TASK PROMPT: Scan the entries for the string "multi" and give the number of lines that have it, nothing further.

ENTRIES PROVIDED:
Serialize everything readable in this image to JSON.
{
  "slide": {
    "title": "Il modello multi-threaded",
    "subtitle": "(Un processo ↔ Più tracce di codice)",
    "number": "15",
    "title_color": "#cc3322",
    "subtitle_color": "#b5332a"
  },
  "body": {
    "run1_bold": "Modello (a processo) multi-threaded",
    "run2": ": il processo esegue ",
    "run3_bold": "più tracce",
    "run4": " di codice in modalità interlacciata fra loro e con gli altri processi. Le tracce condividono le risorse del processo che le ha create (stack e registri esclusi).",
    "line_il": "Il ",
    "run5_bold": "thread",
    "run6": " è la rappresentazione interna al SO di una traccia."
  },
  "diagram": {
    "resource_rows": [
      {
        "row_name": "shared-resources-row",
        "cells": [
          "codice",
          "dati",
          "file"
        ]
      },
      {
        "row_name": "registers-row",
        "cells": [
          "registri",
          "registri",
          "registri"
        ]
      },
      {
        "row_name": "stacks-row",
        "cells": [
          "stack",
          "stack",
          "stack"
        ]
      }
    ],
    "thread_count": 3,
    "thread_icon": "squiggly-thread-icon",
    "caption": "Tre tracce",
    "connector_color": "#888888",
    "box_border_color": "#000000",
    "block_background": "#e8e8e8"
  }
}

EXERCISE RESULT: 2